• [TASK DIRECTIONS]
Where a line holds the string "document", return that line.

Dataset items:
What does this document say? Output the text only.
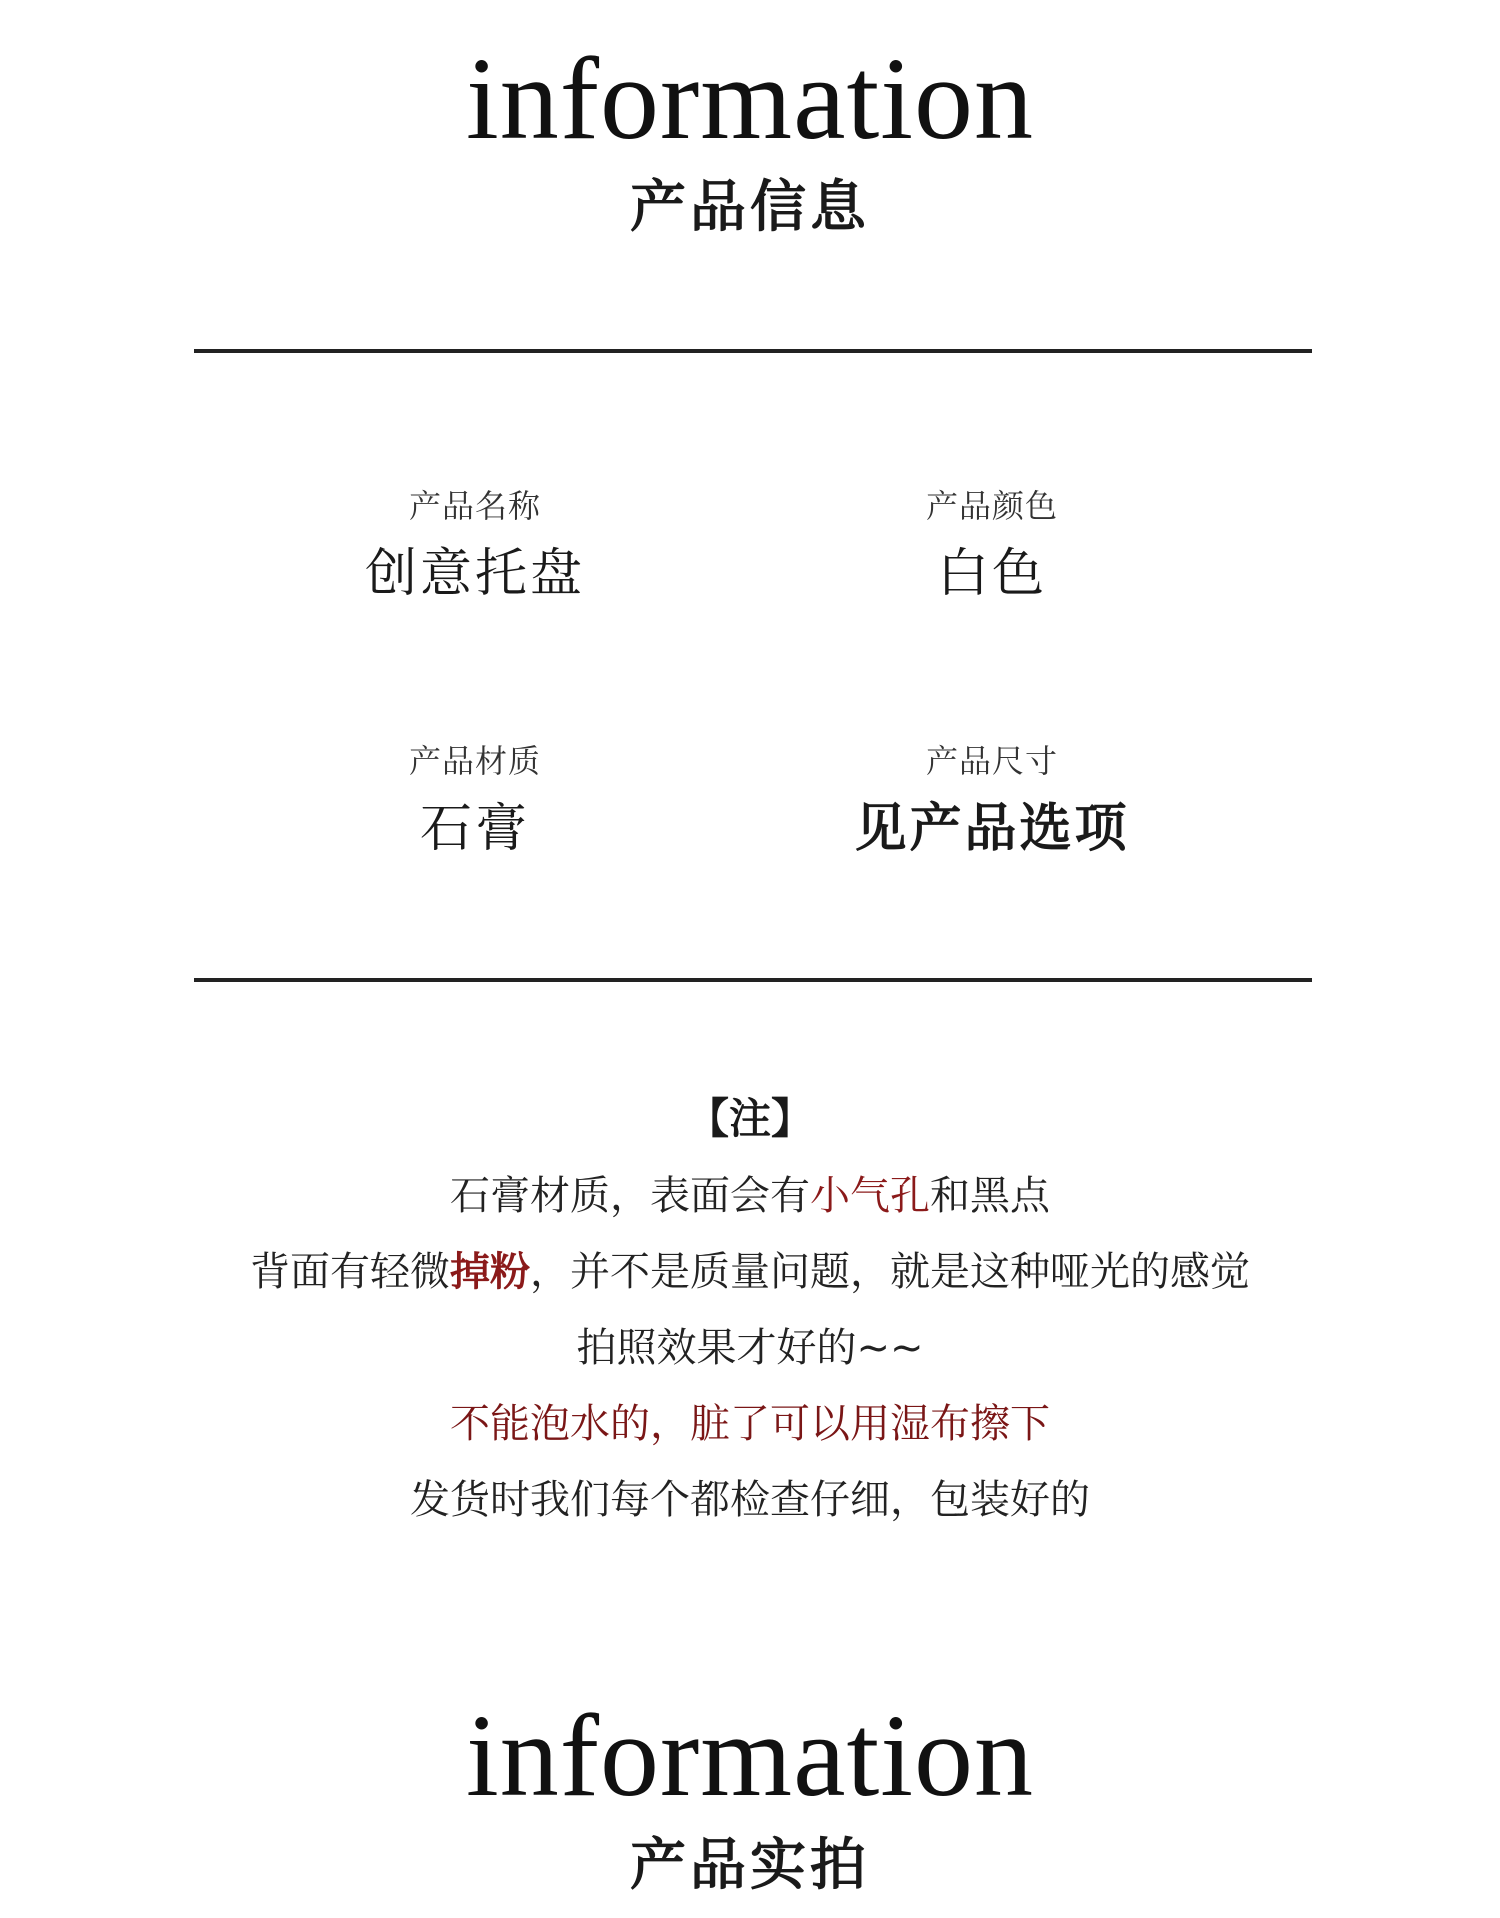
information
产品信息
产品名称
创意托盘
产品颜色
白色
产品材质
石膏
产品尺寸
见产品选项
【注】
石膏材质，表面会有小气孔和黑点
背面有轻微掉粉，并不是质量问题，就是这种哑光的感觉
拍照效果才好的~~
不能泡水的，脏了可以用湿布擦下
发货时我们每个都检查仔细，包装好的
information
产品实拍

* * *

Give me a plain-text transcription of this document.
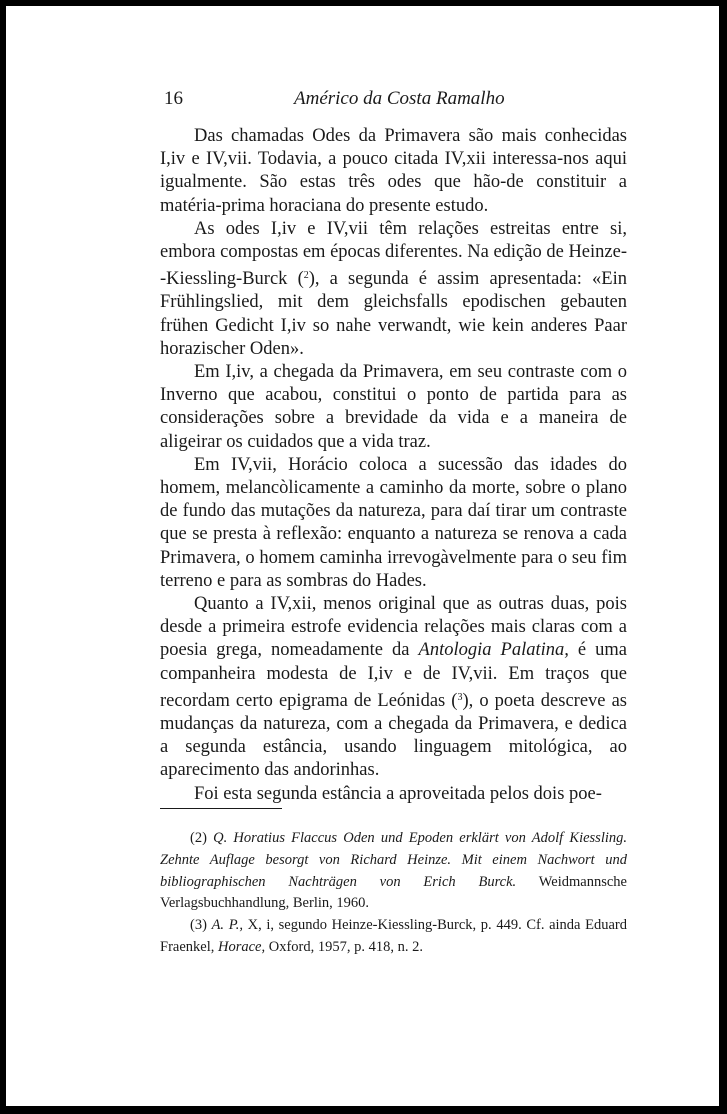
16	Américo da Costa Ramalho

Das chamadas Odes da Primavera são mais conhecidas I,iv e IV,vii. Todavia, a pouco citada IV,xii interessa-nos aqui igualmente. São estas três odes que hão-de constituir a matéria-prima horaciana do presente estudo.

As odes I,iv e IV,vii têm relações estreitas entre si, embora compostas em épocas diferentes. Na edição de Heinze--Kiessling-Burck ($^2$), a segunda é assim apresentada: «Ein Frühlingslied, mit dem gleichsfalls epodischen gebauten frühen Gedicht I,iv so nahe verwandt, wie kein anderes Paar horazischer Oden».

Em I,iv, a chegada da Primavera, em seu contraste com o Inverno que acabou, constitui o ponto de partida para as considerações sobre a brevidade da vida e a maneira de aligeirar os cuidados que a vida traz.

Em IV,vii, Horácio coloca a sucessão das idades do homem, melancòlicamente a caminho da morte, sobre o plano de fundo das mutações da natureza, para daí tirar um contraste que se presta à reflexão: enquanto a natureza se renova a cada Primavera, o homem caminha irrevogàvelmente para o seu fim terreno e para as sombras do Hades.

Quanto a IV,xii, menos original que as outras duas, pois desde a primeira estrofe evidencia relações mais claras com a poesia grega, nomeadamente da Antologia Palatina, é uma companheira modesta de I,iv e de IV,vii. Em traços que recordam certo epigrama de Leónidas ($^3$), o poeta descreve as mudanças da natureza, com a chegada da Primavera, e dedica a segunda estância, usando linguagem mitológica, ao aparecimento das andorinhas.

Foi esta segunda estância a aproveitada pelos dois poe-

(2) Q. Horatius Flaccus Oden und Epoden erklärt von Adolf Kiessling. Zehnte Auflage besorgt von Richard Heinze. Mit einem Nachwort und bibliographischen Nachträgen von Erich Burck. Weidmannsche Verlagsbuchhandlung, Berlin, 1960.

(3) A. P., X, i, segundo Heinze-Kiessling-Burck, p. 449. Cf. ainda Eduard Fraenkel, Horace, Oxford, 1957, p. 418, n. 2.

• [ANSWER TO THE PROBLEM]
What does this document say? Output the text only.
Give me a plain-text transcription of this document.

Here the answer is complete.